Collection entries
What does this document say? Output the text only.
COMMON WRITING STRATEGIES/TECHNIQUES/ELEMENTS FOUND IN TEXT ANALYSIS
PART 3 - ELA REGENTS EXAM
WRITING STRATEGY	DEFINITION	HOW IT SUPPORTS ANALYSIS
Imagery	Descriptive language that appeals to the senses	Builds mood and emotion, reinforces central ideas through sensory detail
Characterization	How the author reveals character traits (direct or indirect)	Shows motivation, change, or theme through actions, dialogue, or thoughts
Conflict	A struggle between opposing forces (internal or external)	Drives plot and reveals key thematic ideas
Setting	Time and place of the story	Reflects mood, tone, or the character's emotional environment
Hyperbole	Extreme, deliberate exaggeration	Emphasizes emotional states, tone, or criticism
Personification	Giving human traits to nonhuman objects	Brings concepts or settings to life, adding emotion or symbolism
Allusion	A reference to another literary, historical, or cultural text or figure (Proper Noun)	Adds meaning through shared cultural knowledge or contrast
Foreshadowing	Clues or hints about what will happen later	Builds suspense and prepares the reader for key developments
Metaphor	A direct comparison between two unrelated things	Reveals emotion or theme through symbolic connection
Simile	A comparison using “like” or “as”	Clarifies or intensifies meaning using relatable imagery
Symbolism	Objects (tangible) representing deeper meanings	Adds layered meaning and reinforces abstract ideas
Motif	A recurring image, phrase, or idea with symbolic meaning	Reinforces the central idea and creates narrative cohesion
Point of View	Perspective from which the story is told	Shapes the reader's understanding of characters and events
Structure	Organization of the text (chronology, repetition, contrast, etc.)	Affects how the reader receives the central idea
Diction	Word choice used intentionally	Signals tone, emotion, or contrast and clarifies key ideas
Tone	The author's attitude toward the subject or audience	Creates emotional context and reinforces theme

--

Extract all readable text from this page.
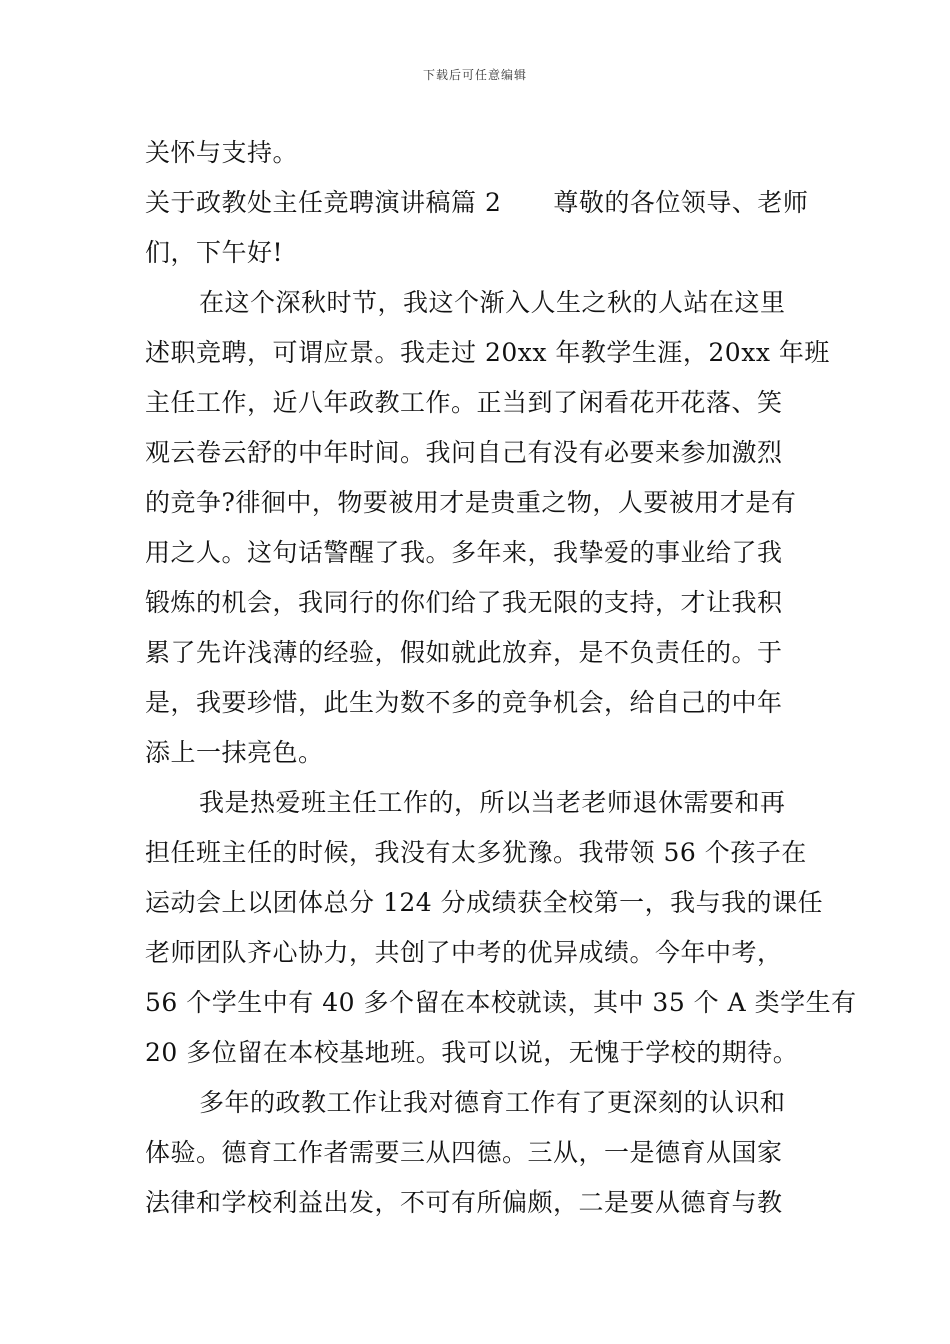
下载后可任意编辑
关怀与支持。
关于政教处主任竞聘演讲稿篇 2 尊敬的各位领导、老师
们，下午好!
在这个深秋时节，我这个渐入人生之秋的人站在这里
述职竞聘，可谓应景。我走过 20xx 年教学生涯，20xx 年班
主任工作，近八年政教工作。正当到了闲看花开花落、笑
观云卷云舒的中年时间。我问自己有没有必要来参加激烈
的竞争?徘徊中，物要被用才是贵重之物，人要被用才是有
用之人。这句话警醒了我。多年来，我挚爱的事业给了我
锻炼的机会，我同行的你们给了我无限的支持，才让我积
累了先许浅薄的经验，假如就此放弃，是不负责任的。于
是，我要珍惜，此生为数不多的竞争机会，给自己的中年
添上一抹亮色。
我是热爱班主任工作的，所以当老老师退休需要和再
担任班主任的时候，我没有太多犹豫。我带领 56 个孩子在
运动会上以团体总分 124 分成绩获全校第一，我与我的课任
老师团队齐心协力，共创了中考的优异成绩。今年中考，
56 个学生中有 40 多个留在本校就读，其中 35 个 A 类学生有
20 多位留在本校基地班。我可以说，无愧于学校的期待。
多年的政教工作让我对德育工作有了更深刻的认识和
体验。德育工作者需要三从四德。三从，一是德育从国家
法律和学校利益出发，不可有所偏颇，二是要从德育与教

==

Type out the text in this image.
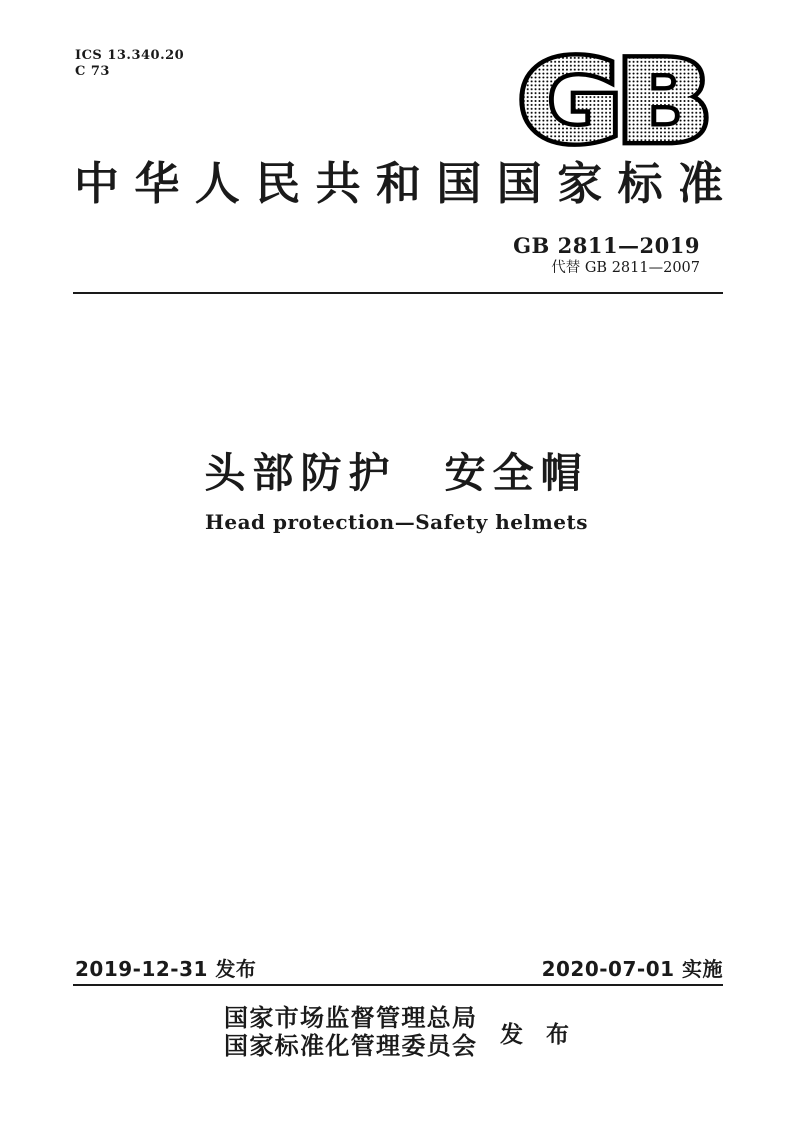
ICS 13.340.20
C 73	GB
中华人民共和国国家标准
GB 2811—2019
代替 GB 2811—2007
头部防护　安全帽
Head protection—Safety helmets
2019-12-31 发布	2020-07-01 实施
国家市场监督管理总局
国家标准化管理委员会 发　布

Written problem: Identify the lines above with the word "ideas". Copy them.

Response to the task:
Imagery	Descriptive language that appeals to the senses	Builds mood and emotion, reinforces central ideas through sensory detail
Conflict	A struggle between opposing forces (internal or external)	Drives plot and reveals key thematic ideas
Symbolism	Objects (tangible) representing deeper meanings	Adds layered meaning and reinforces abstract ideas
Diction	Word choice used intentionally	Signals tone, emotion, or contrast and clarifies key ideas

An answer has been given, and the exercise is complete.